### STATED GOAL:
Every line of the records below should be restated exactly.
◇ ◇ ◇ ◇ ◇ ◇ ◇
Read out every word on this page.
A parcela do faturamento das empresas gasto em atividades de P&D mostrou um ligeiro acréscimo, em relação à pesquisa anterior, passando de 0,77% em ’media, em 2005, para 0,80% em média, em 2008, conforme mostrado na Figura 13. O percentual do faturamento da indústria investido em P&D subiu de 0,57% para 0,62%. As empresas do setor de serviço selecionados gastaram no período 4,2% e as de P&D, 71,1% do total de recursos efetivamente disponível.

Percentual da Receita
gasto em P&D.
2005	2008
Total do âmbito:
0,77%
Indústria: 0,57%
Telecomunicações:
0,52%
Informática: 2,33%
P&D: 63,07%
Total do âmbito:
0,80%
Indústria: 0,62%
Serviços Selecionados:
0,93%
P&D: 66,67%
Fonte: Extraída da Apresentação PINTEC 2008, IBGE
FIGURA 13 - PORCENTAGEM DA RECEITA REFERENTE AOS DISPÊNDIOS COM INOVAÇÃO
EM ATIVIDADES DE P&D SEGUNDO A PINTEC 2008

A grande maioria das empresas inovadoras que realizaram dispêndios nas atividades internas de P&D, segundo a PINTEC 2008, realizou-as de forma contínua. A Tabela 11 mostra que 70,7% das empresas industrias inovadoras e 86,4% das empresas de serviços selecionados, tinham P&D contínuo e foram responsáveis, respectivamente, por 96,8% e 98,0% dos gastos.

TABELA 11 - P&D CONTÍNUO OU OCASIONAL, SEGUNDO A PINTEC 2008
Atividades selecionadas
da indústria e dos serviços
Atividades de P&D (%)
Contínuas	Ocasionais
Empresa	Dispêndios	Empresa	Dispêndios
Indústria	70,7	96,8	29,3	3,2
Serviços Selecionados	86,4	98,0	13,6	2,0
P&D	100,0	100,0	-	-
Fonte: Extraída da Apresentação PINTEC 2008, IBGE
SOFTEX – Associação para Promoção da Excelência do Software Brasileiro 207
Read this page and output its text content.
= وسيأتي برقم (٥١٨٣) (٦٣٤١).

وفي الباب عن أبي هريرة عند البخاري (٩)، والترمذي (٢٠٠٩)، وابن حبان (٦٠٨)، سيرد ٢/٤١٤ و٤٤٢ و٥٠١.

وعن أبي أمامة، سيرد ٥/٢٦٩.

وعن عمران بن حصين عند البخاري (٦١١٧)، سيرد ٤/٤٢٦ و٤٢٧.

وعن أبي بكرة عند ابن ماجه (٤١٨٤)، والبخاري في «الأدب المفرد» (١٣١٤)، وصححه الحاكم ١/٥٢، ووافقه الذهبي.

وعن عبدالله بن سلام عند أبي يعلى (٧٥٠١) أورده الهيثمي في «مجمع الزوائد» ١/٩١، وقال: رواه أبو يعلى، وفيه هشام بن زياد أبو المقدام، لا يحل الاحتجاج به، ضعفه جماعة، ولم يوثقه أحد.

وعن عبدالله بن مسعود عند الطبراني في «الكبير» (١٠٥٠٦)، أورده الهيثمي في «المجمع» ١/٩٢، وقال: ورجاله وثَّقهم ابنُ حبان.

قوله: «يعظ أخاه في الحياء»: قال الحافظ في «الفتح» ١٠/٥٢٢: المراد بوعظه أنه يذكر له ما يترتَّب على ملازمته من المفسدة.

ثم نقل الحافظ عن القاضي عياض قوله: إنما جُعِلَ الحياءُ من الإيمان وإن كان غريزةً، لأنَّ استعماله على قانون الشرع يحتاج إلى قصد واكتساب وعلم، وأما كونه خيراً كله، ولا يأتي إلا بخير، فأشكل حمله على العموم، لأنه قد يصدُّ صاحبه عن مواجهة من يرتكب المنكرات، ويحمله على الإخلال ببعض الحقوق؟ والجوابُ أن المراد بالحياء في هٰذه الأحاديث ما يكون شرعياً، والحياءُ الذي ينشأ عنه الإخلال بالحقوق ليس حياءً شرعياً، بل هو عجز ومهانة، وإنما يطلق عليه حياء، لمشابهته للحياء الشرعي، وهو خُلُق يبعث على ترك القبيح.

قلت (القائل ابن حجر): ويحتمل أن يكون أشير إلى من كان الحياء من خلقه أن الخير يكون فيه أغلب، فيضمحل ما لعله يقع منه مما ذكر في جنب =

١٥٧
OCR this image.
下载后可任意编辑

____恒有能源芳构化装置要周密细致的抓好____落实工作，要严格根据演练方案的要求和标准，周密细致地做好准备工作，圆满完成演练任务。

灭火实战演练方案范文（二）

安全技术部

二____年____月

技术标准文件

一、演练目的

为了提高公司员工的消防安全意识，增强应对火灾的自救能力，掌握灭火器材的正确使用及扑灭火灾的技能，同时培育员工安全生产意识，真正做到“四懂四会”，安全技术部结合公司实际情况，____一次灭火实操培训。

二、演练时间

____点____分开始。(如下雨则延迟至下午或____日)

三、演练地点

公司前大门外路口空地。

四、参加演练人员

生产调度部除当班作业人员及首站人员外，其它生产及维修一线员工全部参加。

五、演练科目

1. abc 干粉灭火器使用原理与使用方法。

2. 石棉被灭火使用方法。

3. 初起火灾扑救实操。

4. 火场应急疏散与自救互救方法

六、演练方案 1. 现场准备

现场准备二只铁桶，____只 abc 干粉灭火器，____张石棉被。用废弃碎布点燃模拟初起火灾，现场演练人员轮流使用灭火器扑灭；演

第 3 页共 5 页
◇ ◇ ◇ ◇ ◇ ◇ ◇
### SOLUTION TO THE PROBLEM:
Read out every word on this page.
A parcela do faturamento das empresas gasto em atividades de P&D mostrou um ligeiro acréscimo, em relação à pesquisa anterior, passando de 0,77% em ’media, em 2005, para 0,80% em média, em 2008, conforme mostrado na Figura 13. O percentual do faturamento da indústria investido em P&D subiu de 0,57% para 0,62%. As empresas do setor de serviço selecionados gastaram no período 4,2% e as de P&D, 71,1% do total de recursos efetivamente disponível.

Percentual da Receita
gasto em P&D.
2005	2008
Total do âmbito:
0,77%
Indústria: 0,57%
Telecomunicações:
0,52%
Informática: 2,33%
P&D: 63,07%
Total do âmbito:
0,80%
Indústria: 0,62%
Serviços Selecionados:
0,93%
P&D: 66,67%
Fonte: Extraída da Apresentação PINTEC 2008, IBGE
FIGURA 13 - PORCENTAGEM DA RECEITA REFERENTE AOS DISPÊNDIOS COM INOVAÇÃO
EM ATIVIDADES DE P&D SEGUNDO A PINTEC 2008

A grande maioria das empresas inovadoras que realizaram dispêndios nas atividades internas de P&D, segundo a PINTEC 2008, realizou-as de forma contínua. A Tabela 11 mostra que 70,7% das empresas industrias inovadoras e 86,4% das empresas de serviços selecionados, tinham P&D contínuo e foram responsáveis, respectivamente, por 96,8% e 98,0% dos gastos.

TABELA 11 - P&D CONTÍNUO OU OCASIONAL, SEGUNDO A PINTEC 2008
Atividades selecionadas
da indústria e dos serviços
Atividades de P&D (%)
Contínuas	Ocasionais
Empresa	Dispêndios	Empresa	Dispêndios
Indústria	70,7	96,8	29,3	3,2
Serviços Selecionados	86,4	98,0	13,6	2,0
P&D	100,0	100,0	-	-
Fonte: Extraída da Apresentação PINTEC 2008, IBGE
SOFTEX – Associação para Promoção da Excelência do Software Brasileiro 207
Read this page and output its text content.
= وسيأتي برقم (٥١٨٣) (٦٣٤١).

وفي الباب عن أبي هريرة عند البخاري (٩)، والترمذي (٢٠٠٩)، وابن حبان (٦٠٨)، سيرد ٢/٤١٤ و٤٤٢ و٥٠١.

وعن أبي أمامة، سيرد ٥/٢٦٩.

وعن عمران بن حصين عند البخاري (٦١١٧)، سيرد ٤/٤٢٦ و٤٢٧.

وعن أبي بكرة عند ابن ماجه (٤١٨٤)، والبخاري في «الأدب المفرد» (١٣١٤)، وصححه الحاكم ١/٥٢، ووافقه الذهبي.

وعن عبدالله بن سلام عند أبي يعلى (٧٥٠١) أورده الهيثمي في «مجمع الزوائد» ١/٩١، وقال: رواه أبو يعلى، وفيه هشام بن زياد أبو المقدام، لا يحل الاحتجاج به، ضعفه جماعة، ولم يوثقه أحد.

وعن عبدالله بن مسعود عند الطبراني في «الكبير» (١٠٥٠٦)، أورده الهيثمي في «المجمع» ١/٩٢، وقال: ورجاله وثَّقهم ابنُ حبان.

قوله: «يعظ أخاه في الحياء»: قال الحافظ في «الفتح» ١٠/٥٢٢: المراد بوعظه أنه يذكر له ما يترتَّب على ملازمته من المفسدة.

ثم نقل الحافظ عن القاضي عياض قوله: إنما جُعِلَ الحياءُ من الإيمان وإن كان غريزةً، لأنَّ استعماله على قانون الشرع يحتاج إلى قصد واكتساب وعلم، وأما كونه خيراً كله، ولا يأتي إلا بخير، فأشكل حمله على العموم، لأنه قد يصدُّ صاحبه عن مواجهة من يرتكب المنكرات، ويحمله على الإخلال ببعض الحقوق؟ والجوابُ أن المراد بالحياء في هٰذه الأحاديث ما يكون شرعياً، والحياءُ الذي ينشأ عنه الإخلال بالحقوق ليس حياءً شرعياً، بل هو عجز ومهانة، وإنما يطلق عليه حياء، لمشابهته للحياء الشرعي، وهو خُلُق يبعث على ترك القبيح.

قلت (القائل ابن حجر): ويحتمل أن يكون أشير إلى من كان الحياء من خلقه أن الخير يكون فيه أغلب، فيضمحل ما لعله يقع منه مما ذكر في جنب =

١٥٧
OCR this image.
下载后可任意编辑

____恒有能源芳构化装置要周密细致的抓好____落实工作，要严格根据演练方案的要求和标准，周密细致地做好准备工作，圆满完成演练任务。

灭火实战演练方案范文（二）

安全技术部

二____年____月

技术标准文件

一、演练目的

为了提高公司员工的消防安全意识，增强应对火灾的自救能力，掌握灭火器材的正确使用及扑灭火灾的技能，同时培育员工安全生产意识，真正做到“四懂四会”，安全技术部结合公司实际情况，____一次灭火实操培训。

二、演练时间

____点____分开始。(如下雨则延迟至下午或____日)

三、演练地点

公司前大门外路口空地。

四、参加演练人员

生产调度部除当班作业人员及首站人员外，其它生产及维修一线员工全部参加。

五、演练科目

1. abc 干粉灭火器使用原理与使用方法。

2. 石棉被灭火使用方法。

3. 初起火灾扑救实操。

4. 火场应急疏散与自救互救方法

六、演练方案 1. 现场准备

现场准备二只铁桶，____只 abc 干粉灭火器，____张石棉被。用废弃碎布点燃模拟初起火灾，现场演练人员轮流使用灭火器扑灭；演

第 3 页共 5 页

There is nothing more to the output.